Request:
Go through the listing and pick out each line with the word "como" in it.

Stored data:
--------
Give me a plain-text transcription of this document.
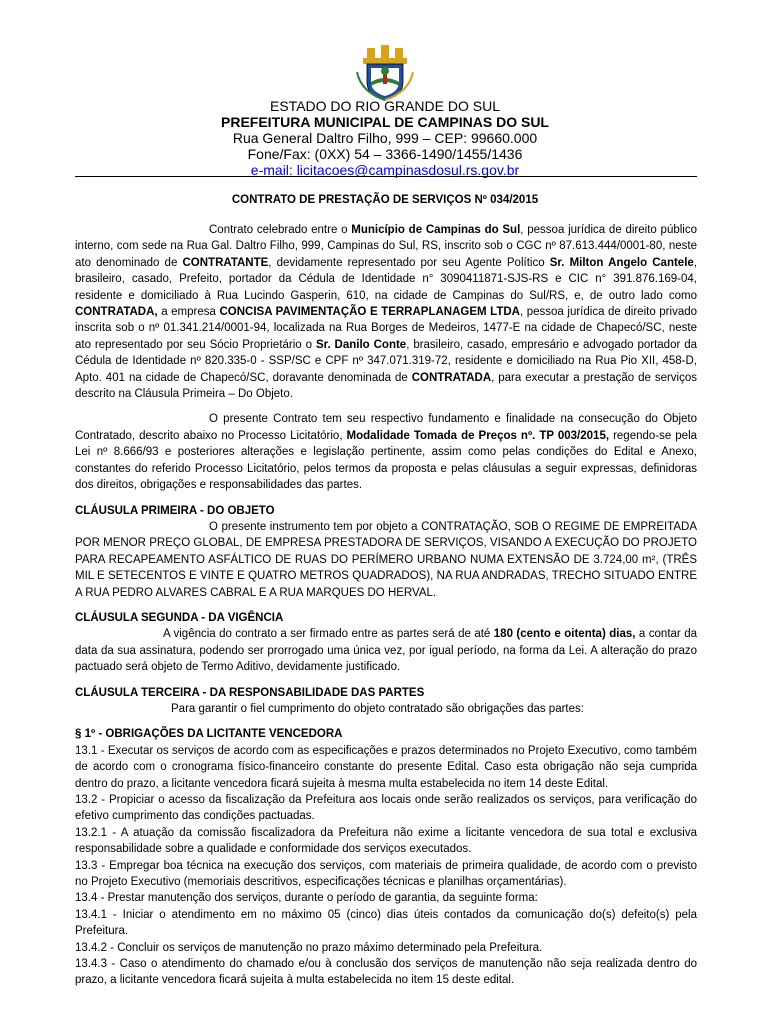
ESTADO DO RIO GRANDE DO SUL
PREFEITURA MUNICIPAL DE CAMPINAS DO SUL
Rua General Daltro Filho, 999 – CEP: 99660.000
Fone/Fax: (0XX) 54 – 3366-1490/1455/1436
e-mail: licitacoes@campinasdosul.rs.gov.br
CONTRATO DE PRESTAÇÃO DE SERVIÇOS Nº 034/2015

Contrato celebrado entre o Município de Campinas do Sul, pessoa jurídica de direito público interno, com sede na Rua Gal. Daltro Filho, 999, Campinas do Sul, RS, inscrito sob o CGC nº 87.613.444/0001-80, neste ato denominado de CONTRATANTE, devidamente representado por seu Agente Político Sr. Milton Angelo Cantele, brasileiro, casado, Prefeito, portador da Cédula de Identidade n° 3090411871-SJS-RS e CIC n° 391.876.169-04, residente e domiciliado à Rua Lucindo Gasperin, 610, na cidade de Campinas do Sul/RS, e, de outro lado como CONTRATADA, a empresa CONCISA PAVIMENTAÇÃO E TERRAPLANAGEM LTDA, pessoa jurídica de direito privado inscrita sob o nº 01.341.214/0001-94, localizada na Rua Borges de Medeiros, 1477-E na cidade de Chapecó/SC, neste ato representado por seu Sócio Proprietário o Sr. Danilo Conte, brasileiro, casado, empresário e advogado portador da Cédula de Identidade nº 820.335-0 - SSP/SC e CPF nº 347.071.319-72, residente e domiciliado na Rua Pio XII, 458-D, Apto. 401 na cidade de Chapecó/SC, doravante denominada de CONTRATADA, para executar a prestação de serviços descrito na Cláusula Primeira – Do Objeto.

O presente Contrato tem seu respectivo fundamento e finalidade na consecução do Objeto Contratado, descrito abaixo no Processo Licitatório, Modalidade Tomada de Preços nº. TP 003/2015, regendo-se pela Lei nº 8.666/93 e posteriores alterações e legislação pertinente, assim como pelas condições do Edital e Anexo, constantes do referido Processo Licitatório, pelos termos da proposta e pelas cláusulas a seguir expressas, definidoras dos direitos, obrigações e responsabilidades das partes.

CLÁUSULA PRIMEIRA - DO OBJETO

O presente instrumento tem por objeto a CONTRATAÇÃO, SOB O REGIME DE EMPREITADA POR MENOR PREÇO GLOBAL, DE EMPRESA PRESTADORA DE SERVIÇOS, VISANDO A EXECUÇÃO DO PROJETO PARA RECAPEAMENTO ASFÁLTICO DE RUAS DO PERÍMERO URBANO NUMA EXTENSÃO DE 3.724,00 m², (TRÊS MIL E SETECENTOS E VINTE E QUATRO METROS QUADRADOS), NA RUA ANDRADAS, TRECHO SITUADO ENTRE A RUA PEDRO ALVARES CABRAL E A RUA MARQUES DO HERVAL.

CLÁUSULA SEGUNDA - DA VIGÊNCIA

A vigência do contrato a ser firmado entre as partes será de até 180 (cento e oitenta) dias, a contar da data da sua assinatura, podendo ser prorrogado uma única vez, por igual período, na forma da Lei. A alteração do prazo pactuado será objeto de Termo Aditivo, devidamente justificado.

CLÁUSULA TERCEIRA - DA RESPONSABILIDADE DAS PARTES

Para garantir o fiel cumprimento do objeto contratado são obrigações das partes:

§ 1º - OBRIGAÇÕES DA LICITANTE VENCEDORA

13.1 - Executar os serviços de acordo com as especificações e prazos determinados no Projeto Executivo, como também de acordo com o cronograma físico-financeiro constante do presente Edital. Caso esta obrigação não seja cumprida dentro do prazo, a licitante vencedora ficará sujeita à mesma multa estabelecida no item 14 deste Edital.

13.2 - Propiciar o acesso da fiscalização da Prefeitura aos locais onde serão realizados os serviços, para verificação do efetivo cumprimento das condições pactuadas.

13.2.1 - A atuação da comissão fiscalizadora da Prefeitura não exime a licitante vencedora de sua total e exclusiva responsabilidade sobre a qualidade e conformidade dos serviços executados.

13.3 - Empregar boa técnica na execução dos serviços, com materiais de primeira qualidade, de acordo com o previsto no Projeto Executivo (memoriais descritivos, especificações técnicas e planilhas orçamentárias).

13.4 - Prestar manutenção dos serviços, durante o período de garantia, da seguinte forma:

13.4.1 - Iniciar o atendimento em no máximo 05 (cinco) dias úteis contados da comunicação do(s) defeito(s) pela Prefeitura.

13.4.2 - Concluir os serviços de manutenção no prazo máximo determinado pela Prefeitura.

13.4.3 - Caso o atendimento do chamado e/ou à conclusão dos serviços de manutenção não seja realizada dentro do prazo, a licitante vencedora ficará sujeita à multa estabelecida no item 15 deste edital.
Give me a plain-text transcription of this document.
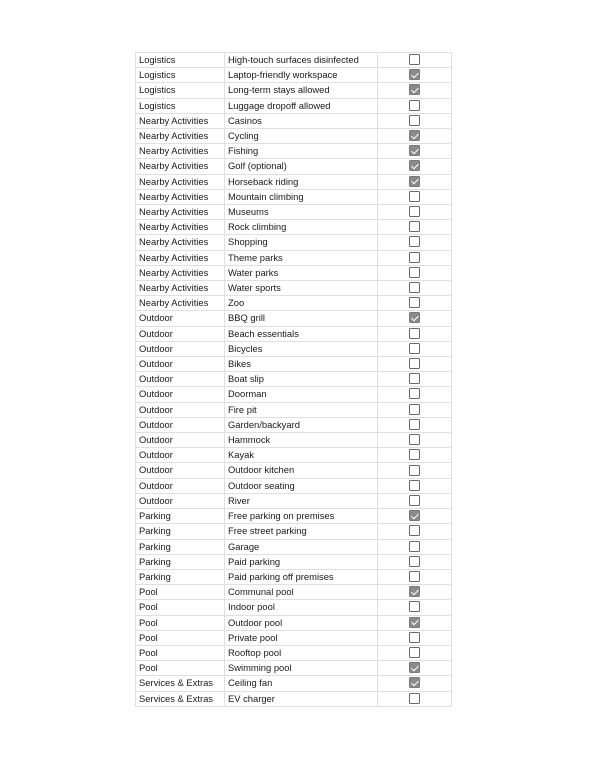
Logistics	High-touch surfaces disinfected	
Logistics	Laptop-friendly workspace	
Logistics	Long-term stays allowed	
Logistics	Luggage dropoff allowed	
Nearby Activities	Casinos	
Nearby Activities	Cycling	
Nearby Activities	Fishing	
Nearby Activities	Golf (optional)	
Nearby Activities	Horseback riding	
Nearby Activities	Mountain climbing	
Nearby Activities	Museums	
Nearby Activities	Rock climbing	
Nearby Activities	Shopping	
Nearby Activities	Theme parks	
Nearby Activities	Water parks	
Nearby Activities	Water sports	
Nearby Activities	Zoo	
Outdoor	BBQ grill	
Outdoor	Beach essentials	
Outdoor	Bicycles	
Outdoor	Bikes	
Outdoor	Boat slip	
Outdoor	Doorman	
Outdoor	Fire pit	
Outdoor	Garden/backyard	
Outdoor	Hammock	
Outdoor	Kayak	
Outdoor	Outdoor kitchen	
Outdoor	Outdoor seating	
Outdoor	River	
Parking	Free parking on premises	
Parking	Free street parking	
Parking	Garage	
Parking	Paid parking	
Parking	Paid parking off premises	
Pool	Communal pool	
Pool	Indoor pool	
Pool	Outdoor pool	
Pool	Private pool	
Pool	Rooftop pool	
Pool	Swimming pool	
Services & Extras	Ceiling fan	
Services & Extras	EV charger	
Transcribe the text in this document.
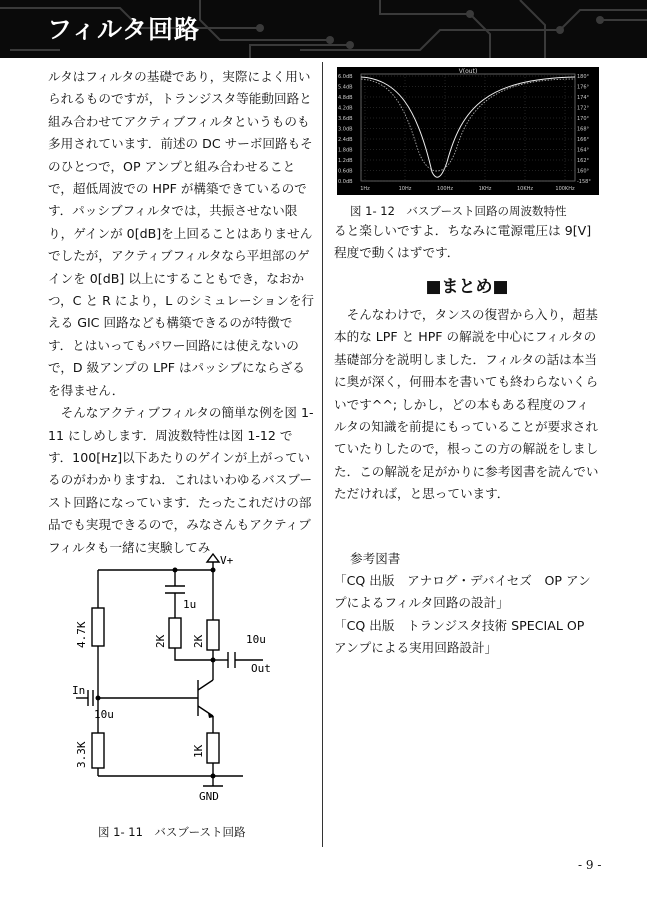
フィルタ回路

ルタはフィルタの基礎であり，実際によく用いられるものですが，トランジスタ等能動回路と組み合わせてアクティブフィルタというものも多用されています．前述の DC サーボ回路もそのひとつで，OP アンプと組み合わせることで，超低周波での HPF が構築できているのです．パッシブフィルタでは，共振させない限り，ゲインが 0[dB]を上回ることはありませんでしたが，アクティブフィルタなら平坦部のゲインを 0[dB] 以上にすることもでき，なおかつ，C と R により，L のシミュレーションを行える GIC 回路なども構築できるのが特徴です．とはいってもパワー回路には使えないので，D 級アンプの LPF はパッシブにならざるを得ません．

そんなアクティブフィルタの簡単な例を図 1-11 にしめします．周波数特性は図 1-12 です．100[Hz]以下あたりのゲインが上がっているのがわかりますね．これはいわゆるバスブースト回路になっています．たったこれだけの部品でも実現できるので，みなさんもアクティブフィルタも一緒に実験してみ

V(out)
6.0dB
5.4dB
4.8dB
4.2dB
3.6dB
3.0dB
2.4dB
1.8dB
1.2dB
0.6dB
0.0dB
180°
176°
174°
172°
170°
168°
166°
164°
162°
160°
-158°
1Hz	10Hz	100Hz	1KHz	10KHz	100KHz
図 1- 12　バスブースト回路の周波数特性

ると楽しいですよ．ちなみに電源電圧は 9[V]程度で動くはずです．

■まとめ■

そんなわけで，タンスの復習から入り，超基本的な LPF と HPF の解説を中心にフィルタの基礎部分を説明しました．フィルタの話は本当に奥が深く，何冊本を書いても終わらないくらいです^^; しかし，どの本もある程度のフィルタの知識を前提にもっていることが要求されていたりしたので，根っこの方の解説をしました．この解説を足がかりに参考図書を読んでいただければ，と思っています．

参考図書

「CQ 出版　アナログ・デバイセズ　OP アンプによるフィルタ回路の設計」

「CQ 出版　トランジスタ技術 SPECIAL OP アンプによる実用回路設計」

V+
1u
4.7K	2K 2K	10u
Out
In
10u
3.3K	1K
GND
図 1- 11　バスブースト回路
- 9 -
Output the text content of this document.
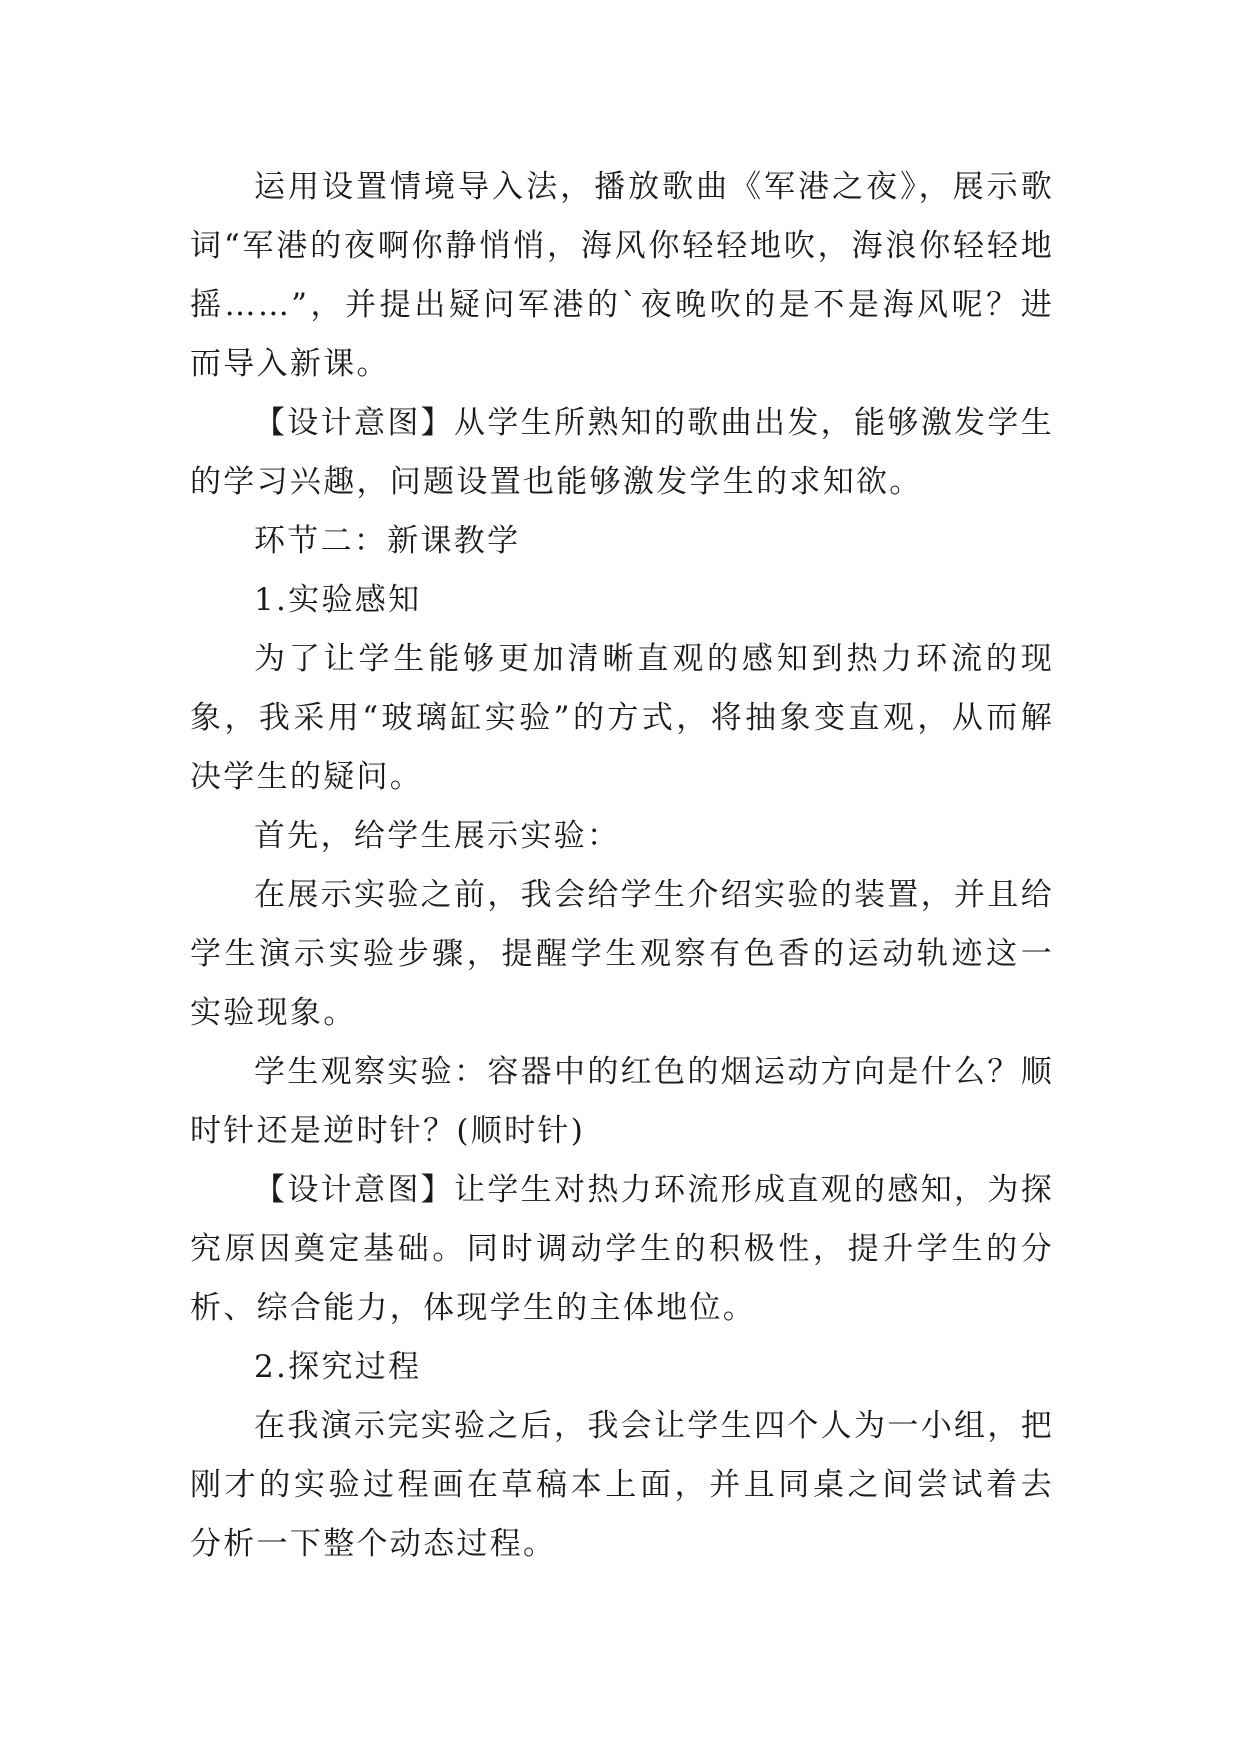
运用设置情境导入法，播放歌曲《军港之夜》，展示歌词“军港的夜啊你静悄悄，海风你轻轻地吹，海浪你轻轻地摇……”，并提出疑问军港的`夜晚吹的是不是海风呢？进而导入新课。

【设计意图】从学生所熟知的歌曲出发，能够激发学生的学习兴趣，问题设置也能够激发学生的求知欲。

环节二：新课教学

1.实验感知

为了让学生能够更加清晰直观的感知到热力环流的现象，我采用“玻璃缸实验”的方式，将抽象变直观，从而解决学生的疑问。

首先，给学生展示实验：

在展示实验之前，我会给学生介绍实验的装置，并且给学生演示实验步骤，提醒学生观察有色香的运动轨迹这一实验现象。

学生观察实验：容器中的红色的烟运动方向是什么？顺时针还是逆时针？(顺时针)

【设计意图】让学生对热力环流形成直观的感知，为探究原因奠定基础。同时调动学生的积极性，提升学生的分析、综合能力，体现学生的主体地位。

2.探究过程

在我演示完实验之后，我会让学生四个人为一小组，把刚才的实验过程画在草稿本上面，并且同桌之间尝试着去分析一下整个动态过程。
--------
Solution:
Contrato celebrado entre o Município de Campinas do Sul, pessoa jurídica de direito público interno, com sede na Rua Gal. Daltro Filho, 999, Campinas do Sul, RS, inscrito sob o CGC nº 87.613.444/0001-80, neste ato denominado de CONTRATANTE, devidamente representado por seu Agente Político Sr. Milton Angelo Cantele, brasileiro, casado, Prefeito, portador da Cédula de Identidade n° 3090411871-SJS-RS e CIC n° 391.876.169-04, residente e domiciliado à Rua Lucindo Gasperin, 610, na cidade de Campinas do Sul/RS, e, de outro lado como CONTRATADA, a empresa CONCISA PAVIMENTAÇÃO E TERRAPLANAGEM LTDA, pessoa jurídica de direito privado inscrita sob o nº 01.341.214/0001-94, localizada na Rua Borges de Medeiros, 1477-E na cidade de Chapecó/SC, neste ato representado por seu Sócio Proprietário o Sr. Danilo Conte, brasileiro, casado, empresário e advogado portador da Cédula de Identidade nº 820.335-0 - SSP/SC e CPF nº 347.071.319-72, residente e domiciliado na Rua Pio XII, 458-D, Apto. 401 na cidade de Chapecó/SC, doravante denominada de CONTRATADA, para executar a prestação de serviços descrito na Cláusula Primeira – Do Objeto.
O presente Contrato tem seu respectivo fundamento e finalidade na consecução do Objeto Contratado, descrito abaixo no Processo Licitatório, Modalidade Tomada de Preços nº. TP 003/2015, regendo-se pela Lei nº 8.666/93 e posteriores alterações e legislação pertinente, assim como pelas condições do Edital e Anexo, constantes do referido Processo Licitatório, pelos termos da proposta e pelas cláusulas a seguir expressas, definidoras dos direitos, obrigações e responsabilidades das partes.
13.1 - Executar os serviços de acordo com as especificações e prazos determinados no Projeto Executivo, como também de acordo com o cronograma físico-financeiro constante do presente Edital. Caso esta obrigação não seja cumprida dentro do prazo, a licitante vencedora ficará sujeita à mesma multa estabelecida no item 14 deste Edital.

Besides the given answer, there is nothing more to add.